• [DIRECTIONS]:
Show every line containing "papir" by copying it.

-- Begin --

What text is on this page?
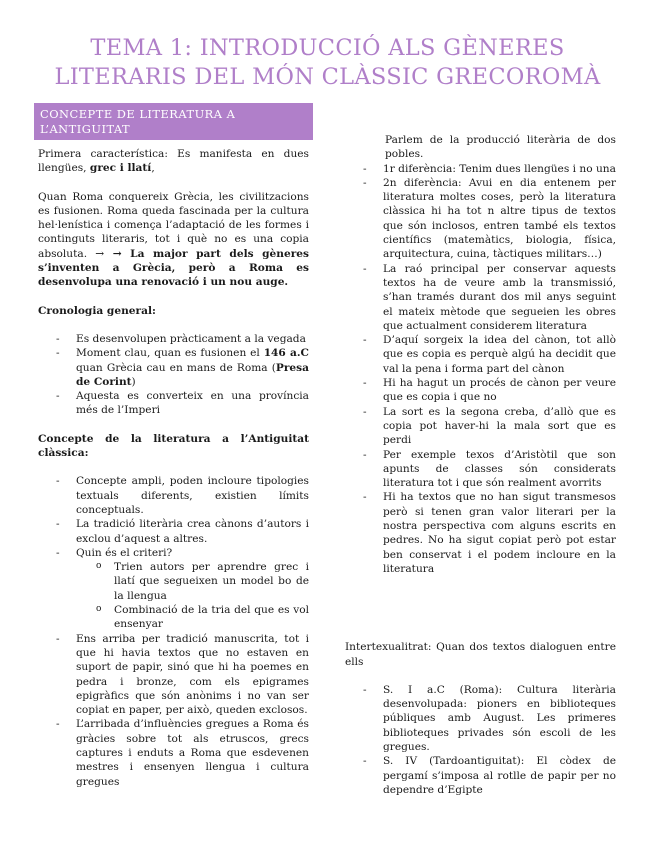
TEMA 1: INTRODUCCIÓ ALS GÈNERES
LITERARIS DEL MÓN CLÀSSIC GRECOROMÀ
CONCEPTE DE LITERATURA A L’ANTIGUITAT

Primera característica: Es manifesta en dues llengües, grec i llatí,

Quan Roma conquereix Grècia, les civilitzacions es fusionen. Roma queda fascinada per la cultura hel·lenística i comença l’adaptació de les formes i continguts literaris, tot i què no es una copia absoluta. → → La major part dels gèneres s’inventen a Grècia, però a Roma es desenvolupa una renovació i un nou auge.

Cronologia general:

- Es desenvolupen pràcticament a la vegada
- Moment clau, quan es fusionen el 146 a.C quan Grècia cau en mans de Roma (Presa de Corint)
- Aquesta es converteix en una província més de l’Imperi

Concepte de la literatura a l’Antiguitat clàssica:

- Concepte ampli, poden incloure tipologies textuals diferents, existien límits conceptuals.
- La tradició literària crea cànons d’autors i exclou d’aquest a altres.
- Quin és el criteri?
o Trien autors per aprendre grec i llatí que segueixen un model bo de la llengua
o Combinació de la tria del que es vol ensenyar
- Ens arriba per tradició manuscrita, tot i que hi havia textos que no estaven en suport de papir, sinó que hi ha poemes en pedra i bronze, com els epigrames epigràfics que són anònims i no van ser copiat en paper, per això, queden exclosos.
- L’arribada d’influències gregues a Roma és gràcies sobre tot als etruscos, grecs captures i enduts a Roma que esdevenen mestres i ensenyen llengua i cultura gregues
Parlem de la producció literària de dos pobles.
- 1r diferència: Tenim dues llengües i no una
- 2n diferència: Avui en dia entenem per literatura moltes coses, però la literatura clàssica hi ha tot n altre tipus de textos que són inclosos, entren també els textos científics (matemàtics, biologia, física, arquitectura, cuina, tàctiques militars…)
- La raó principal per conservar aquests textos ha de veure amb la transmissió, s’han tramés durant dos mil anys seguint el mateix mètode que segueien les obres que actualment considerem literatura
- D’aquí sorgeix la idea del cànon, tot allò que es copia es perquè algú ha decidit que val la pena i forma part del cànon
- Hi ha hagut un procés de cànon per veure que es copia i que no
- La sort es la segona creba, d’allò que es copia pot haver-hi la mala sort que es perdi
- Per exemple texos d’Aristòtil que son apunts de classes són considerats literatura tot i que són realment avorrits
- Hi ha textos que no han sigut transmesos però si tenen gran valor literari per la nostra perspectiva com alguns escrits en pedres. No ha sigut copiat però pot estar ben conservat i el podem incloure en la literatura

Intertexualitrat: Quan dos textos dialoguen entre ells

- S. I a.C (Roma): Cultura literària desenvolupada: pioners en biblioteques públiques amb August. Les primeres biblioteques privades són escoli de les gregues.
- S. IV (Tardoantiguitat): El còdex de pergamí s’imposa al rotlle de papir per no dependre d’Egipte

-- End --

• [THE ANSWER]:
- Ens arriba per tradició manuscrita, tot i que hi havia textos que no estaven en suport de papir, sinó que hi ha poemes en pedra i bronze, com els epigrames epigràfics que són anònims i no van ser copiat en paper, per això, queden exclosos.
- S. IV (Tardoantiguitat): El còdex de pergamí s’imposa al rotlle de papir per no dependre d’Egipte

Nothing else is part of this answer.